— Written exercise —
Copy all lines that contain the word "Vicente".

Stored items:
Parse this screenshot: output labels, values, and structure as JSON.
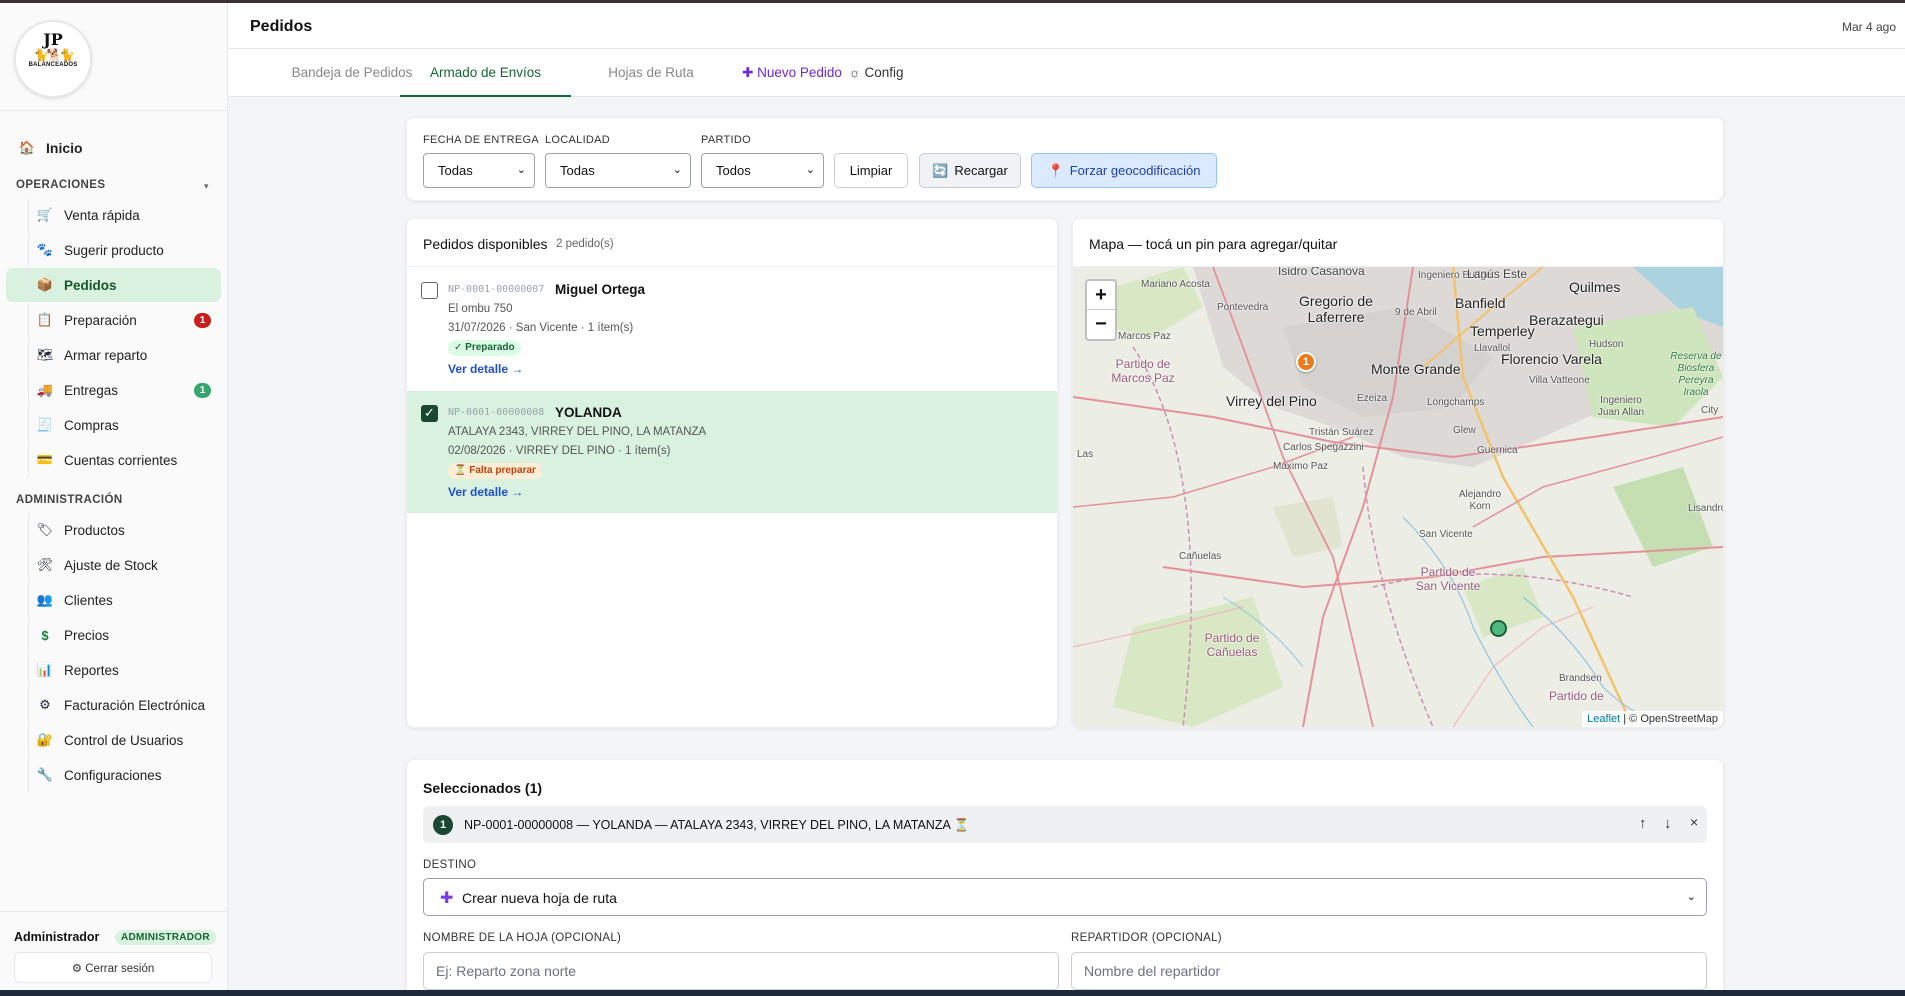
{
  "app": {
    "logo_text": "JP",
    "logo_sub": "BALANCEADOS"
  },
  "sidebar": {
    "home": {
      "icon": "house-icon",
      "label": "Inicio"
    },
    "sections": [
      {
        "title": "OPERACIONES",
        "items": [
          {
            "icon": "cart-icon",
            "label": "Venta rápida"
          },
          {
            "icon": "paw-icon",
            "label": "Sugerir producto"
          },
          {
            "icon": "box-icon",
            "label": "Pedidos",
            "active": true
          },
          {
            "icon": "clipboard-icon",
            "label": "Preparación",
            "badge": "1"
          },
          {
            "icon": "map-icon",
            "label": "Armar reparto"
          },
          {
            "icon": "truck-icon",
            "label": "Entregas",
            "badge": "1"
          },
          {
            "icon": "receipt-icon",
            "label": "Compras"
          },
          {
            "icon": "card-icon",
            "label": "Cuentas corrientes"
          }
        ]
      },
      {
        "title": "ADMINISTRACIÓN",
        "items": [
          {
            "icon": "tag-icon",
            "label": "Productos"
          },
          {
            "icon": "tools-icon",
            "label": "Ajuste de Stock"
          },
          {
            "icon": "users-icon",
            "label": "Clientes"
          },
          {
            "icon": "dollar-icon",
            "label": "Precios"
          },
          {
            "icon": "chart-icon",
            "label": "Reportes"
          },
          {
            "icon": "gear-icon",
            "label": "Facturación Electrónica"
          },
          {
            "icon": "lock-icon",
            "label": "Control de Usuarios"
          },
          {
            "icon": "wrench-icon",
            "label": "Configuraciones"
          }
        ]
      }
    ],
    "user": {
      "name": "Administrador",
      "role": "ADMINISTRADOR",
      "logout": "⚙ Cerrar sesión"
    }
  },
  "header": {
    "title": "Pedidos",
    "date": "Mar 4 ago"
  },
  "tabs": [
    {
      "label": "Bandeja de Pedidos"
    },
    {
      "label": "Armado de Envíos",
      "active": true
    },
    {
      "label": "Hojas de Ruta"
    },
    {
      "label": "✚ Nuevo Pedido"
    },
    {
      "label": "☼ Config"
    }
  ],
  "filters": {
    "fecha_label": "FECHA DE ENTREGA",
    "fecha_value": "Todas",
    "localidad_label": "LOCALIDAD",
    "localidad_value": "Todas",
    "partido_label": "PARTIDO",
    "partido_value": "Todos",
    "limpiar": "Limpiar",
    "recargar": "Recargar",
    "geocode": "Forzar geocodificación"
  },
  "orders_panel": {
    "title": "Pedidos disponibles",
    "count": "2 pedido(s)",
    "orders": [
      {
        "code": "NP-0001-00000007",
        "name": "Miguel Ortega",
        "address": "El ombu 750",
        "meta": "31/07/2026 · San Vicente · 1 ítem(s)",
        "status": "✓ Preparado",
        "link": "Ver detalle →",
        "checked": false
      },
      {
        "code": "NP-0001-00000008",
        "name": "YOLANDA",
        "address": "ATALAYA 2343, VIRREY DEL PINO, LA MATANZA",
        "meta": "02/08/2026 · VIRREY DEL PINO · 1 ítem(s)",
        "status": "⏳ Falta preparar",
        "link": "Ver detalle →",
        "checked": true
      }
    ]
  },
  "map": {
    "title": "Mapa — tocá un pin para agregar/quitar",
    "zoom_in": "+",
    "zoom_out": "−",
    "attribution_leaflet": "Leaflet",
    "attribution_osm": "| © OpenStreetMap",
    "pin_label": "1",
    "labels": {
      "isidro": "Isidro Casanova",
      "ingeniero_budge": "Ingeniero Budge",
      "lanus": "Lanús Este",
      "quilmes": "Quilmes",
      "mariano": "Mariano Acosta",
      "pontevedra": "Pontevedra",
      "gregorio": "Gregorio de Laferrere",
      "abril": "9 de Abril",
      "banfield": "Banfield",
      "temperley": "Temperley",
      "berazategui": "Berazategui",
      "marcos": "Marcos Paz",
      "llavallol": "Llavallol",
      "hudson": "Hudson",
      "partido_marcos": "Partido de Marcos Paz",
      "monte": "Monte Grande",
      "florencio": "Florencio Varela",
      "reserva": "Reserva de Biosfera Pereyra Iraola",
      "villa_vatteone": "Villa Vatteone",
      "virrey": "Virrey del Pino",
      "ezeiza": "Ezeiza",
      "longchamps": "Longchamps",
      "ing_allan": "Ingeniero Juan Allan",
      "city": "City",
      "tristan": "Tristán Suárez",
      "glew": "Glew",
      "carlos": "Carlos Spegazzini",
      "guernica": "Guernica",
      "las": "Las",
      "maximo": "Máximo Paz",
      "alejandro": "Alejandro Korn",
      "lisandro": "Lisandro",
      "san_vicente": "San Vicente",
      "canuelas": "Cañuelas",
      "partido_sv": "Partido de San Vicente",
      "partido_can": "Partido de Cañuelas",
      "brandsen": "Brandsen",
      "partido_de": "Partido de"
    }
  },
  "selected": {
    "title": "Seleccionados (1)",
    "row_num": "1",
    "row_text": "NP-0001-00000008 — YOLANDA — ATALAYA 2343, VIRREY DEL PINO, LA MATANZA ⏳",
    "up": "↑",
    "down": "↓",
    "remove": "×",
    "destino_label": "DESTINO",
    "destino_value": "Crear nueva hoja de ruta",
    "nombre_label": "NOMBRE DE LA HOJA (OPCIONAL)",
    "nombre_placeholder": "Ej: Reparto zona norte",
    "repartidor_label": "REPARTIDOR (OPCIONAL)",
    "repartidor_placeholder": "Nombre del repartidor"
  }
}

— Written reply —
        "meta": "31/07/2026 · San Vicente · 1 ítem(s)",
      "san_vicente": "San Vicente",
      "partido_sv": "Partido de San Vicente",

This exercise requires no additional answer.